* [EXERCISE]: For the copy, please give all of the data again exactly and leave the pictures out.
:: DATASET EXCERPTS ::
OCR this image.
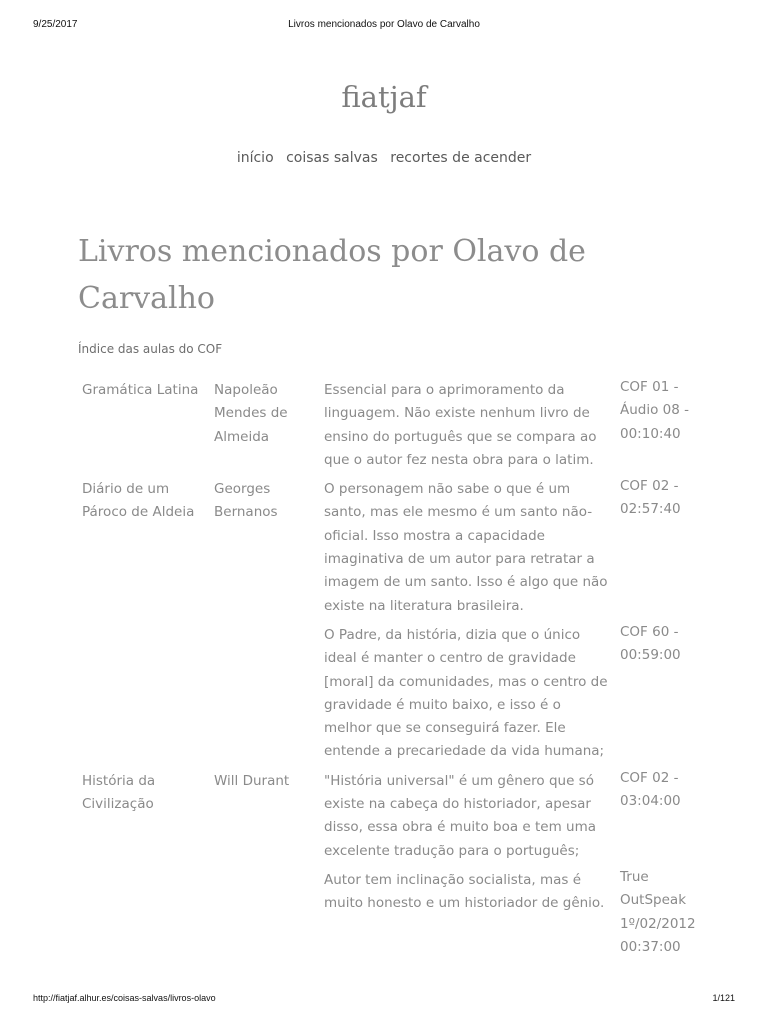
9/25/2017	Livros mencionados por Olavo de Carvalho
fiatjaf
início coisas salvas recortes de acender
Livros mencionados por Olavo de Carvalho
Índice das aulas do COF
Gramática Latina	Napoleão Mendes de Almeida	Essencial para o aprimoramento da linguagem. Não existe nenhum livro de ensino do português que se compara ao que o autor fez nesta obra para o latim.	COF 01 - Áudio 08 - 00:10:40
Diário de um Pároco de Aldeia	Georges Bernanos	O personagem não sabe o que é um santo, mas ele mesmo é um santo não-oficial. Isso mostra a capacidade imaginativa de um autor para retratar a imagem de um santo. Isso é algo que não existe na literatura brasileira.	COF 02 - 02:57:40
		O Padre, da história, dizia que o único ideal é manter o centro de gravidade [moral] da comunidades, mas o centro de gravidade é muito baixo, e isso é o melhor que se conseguirá fazer. Ele entende a precariedade da vida humana;	COF 60 - 00:59:00
História da Civilização	Will Durant	"História universal" é um gênero que só existe na cabeça do historiador, apesar disso, essa obra é muito boa e tem uma excelente tradução para o português;	COF 02 - 03:04:00
		Autor tem inclinação socialista, mas é muito honesto e um historiador de gênio.	True OutSpeak 1º/02/2012 00:37:00
http://fiatjaf.alhur.es/coisas-salvas/livros-olavo	1/121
:::
* [ANSWER TO THE EXERCISE]:
OCR this image.
9/25/2017	Livros mencionados por Olavo de Carvalho
fiatjaf
início coisas salvas recortes de acender
Livros mencionados por Olavo de Carvalho
Índice das aulas do COF
Gramática Latina	Napoleão Mendes de Almeida	Essencial para o aprimoramento da linguagem. Não existe nenhum livro de ensino do português que se compara ao que o autor fez nesta obra para o latim.	COF 01 - Áudio 08 - 00:10:40
Diário de um Pároco de Aldeia	Georges Bernanos	O personagem não sabe o que é um santo, mas ele mesmo é um santo não-oficial. Isso mostra a capacidade imaginativa de um autor para retratar a imagem de um santo. Isso é algo que não existe na literatura brasileira.	COF 02 - 02:57:40
		O Padre, da história, dizia que o único ideal é manter o centro de gravidade [moral] da comunidades, mas o centro de gravidade é muito baixo, e isso é o melhor que se conseguirá fazer. Ele entende a precariedade da vida humana;	COF 60 - 00:59:00
História da Civilização	Will Durant	"História universal" é um gênero que só existe na cabeça do historiador, apesar disso, essa obra é muito boa e tem uma excelente tradução para o português;	COF 02 - 03:04:00
		Autor tem inclinação socialista, mas é muito honesto e um historiador de gênio.	True OutSpeak 1º/02/2012 00:37:00
http://fiatjaf.alhur.es/coisas-salvas/livros-olavo	1/121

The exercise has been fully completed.